Rita Tavares – Jornal i
Se até ao fim do
dia de hoje nada se ouvir de Belém, é porque o Orçamento entra em vigor a 1 de
Janeiro. Termina o prazo para envio prévio para o Constitucional
A partir de hoje, o
dilema do Presidente da República reduz-se a três caminhos: promulga o
Orçamento do Estado para 2013; dá luz verde à proposta mas pede a fiscalização
sucessiva da constitucionalidade; veta o Orçamento do Estado. Há hipóteses mais
plausíveis que outras, de acordo com a linha de acção habitual de Cavaco Silva,
mas há uma solução que ficará de lado já hoje, dia em que termina o prazo para
o Presidente enviar o Orçamento para o Tribunal Constitucional antes de decidir
se o promulga. Ou seja, a lei entra em vigor a 1 de Janeiro.
Claro que o dia
(este último) é longo e em Belém ninguém assegura que o facto de haver urgência
nesta matéria levasse o Presidente a não deixar esgotar estes oito dias de
prazo, enviando logo o documento para o Tribunal Constitucional. Aliás, ainda
há dois dias, Cavaco insistiu que “a lei é muito complexa, tem cerca de 250
artigos, o governo levou vários meses a preparar o Orçamento, a Assembleia mais
de um mês a discuti-lo”.

** Material fornecido **

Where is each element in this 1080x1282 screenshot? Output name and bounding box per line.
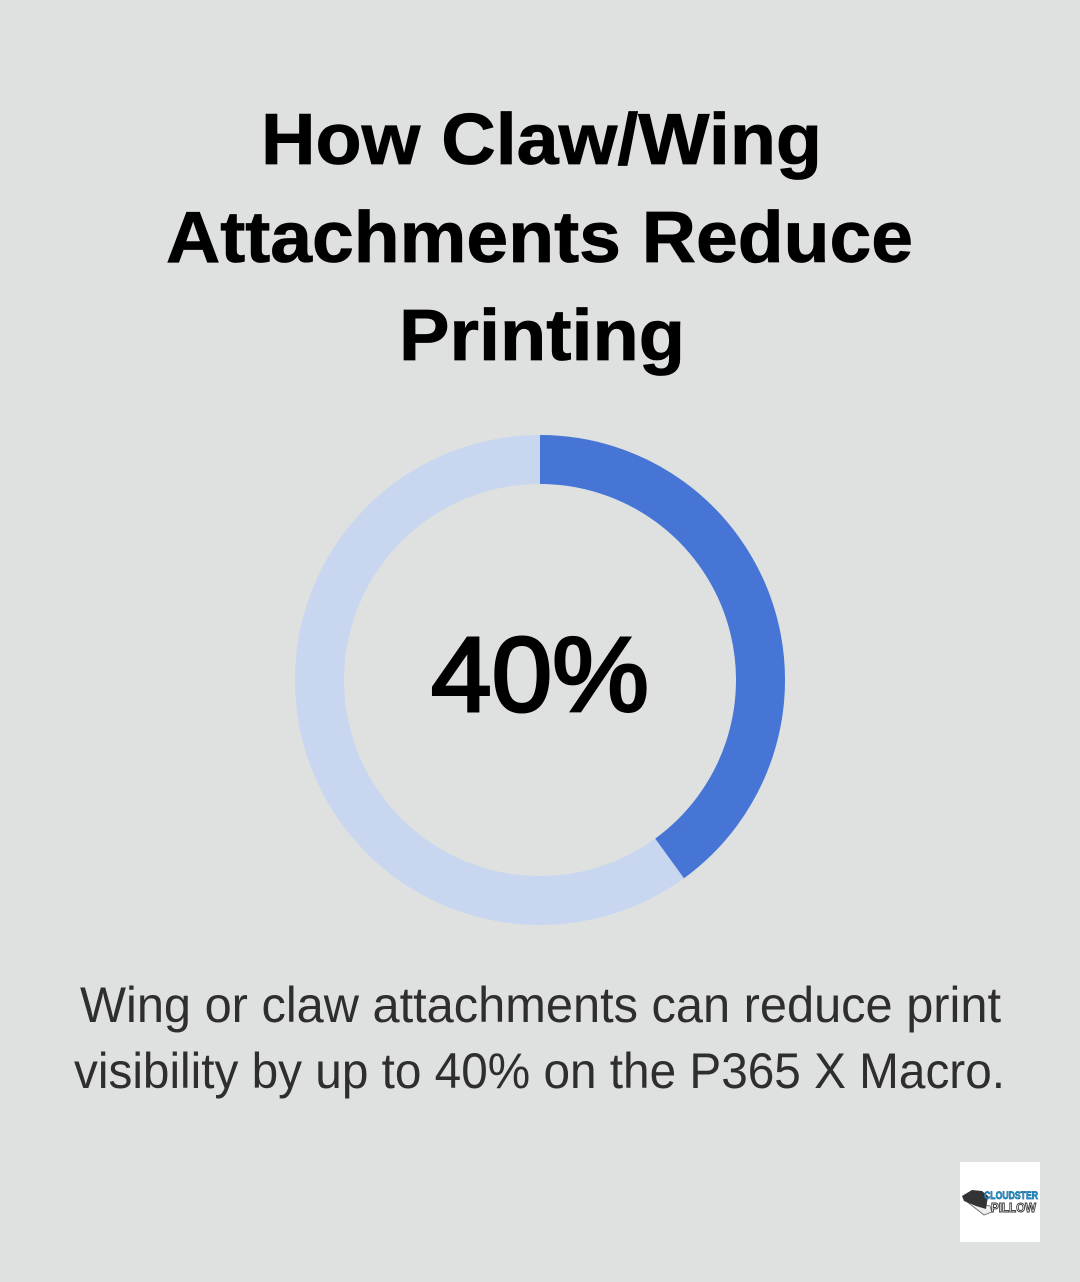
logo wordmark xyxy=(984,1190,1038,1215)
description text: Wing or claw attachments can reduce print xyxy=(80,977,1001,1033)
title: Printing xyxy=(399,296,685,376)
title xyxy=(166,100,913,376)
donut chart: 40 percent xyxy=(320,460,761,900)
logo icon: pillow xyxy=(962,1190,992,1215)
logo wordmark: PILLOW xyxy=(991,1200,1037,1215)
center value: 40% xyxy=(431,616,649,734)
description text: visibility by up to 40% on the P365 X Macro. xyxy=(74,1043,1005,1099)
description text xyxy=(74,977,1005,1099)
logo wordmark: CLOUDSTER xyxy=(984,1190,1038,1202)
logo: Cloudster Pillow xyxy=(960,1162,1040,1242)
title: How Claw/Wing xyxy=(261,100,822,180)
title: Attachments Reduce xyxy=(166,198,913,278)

** Tarefas **
1 - Indique se cada afirmação concorda com o excerto, respondendo sim ou não e citando as palavras do excerto que o decidem. (a) Hoje termina o prazo para o Presidente enviar o Orçamento ao Tribunal Constitucional antes de decidir se o promulga. (b) O prazo de que o Presidente dispõe é de quinze dias. (c) Segundo Cavaco Silva, a lei tem cerca de 250 artigos.
2 - Enumere os caminhos que, segundo o excerto, restam a partir de hoje ao Presidente da República.
Este material tem outra origem.

** Respostas por tarefa **
1 -
(a) Sim: "dia em que termina o prazo para o Presidente enviar o Orçamento para o Tribunal Constitucional antes de decidir se o promulga".
(b) Não: "estes oito dias de prazo".
(c) Sim: "a lei é muito complexa, tem cerca de 250 artigos".

2 -
- Promulga o Orçamento do Estado para 2013.
- Dá luz verde à proposta, mas pede a fiscalização sucessiva da constitucionalidade.
- Veta o Orçamento do Estado.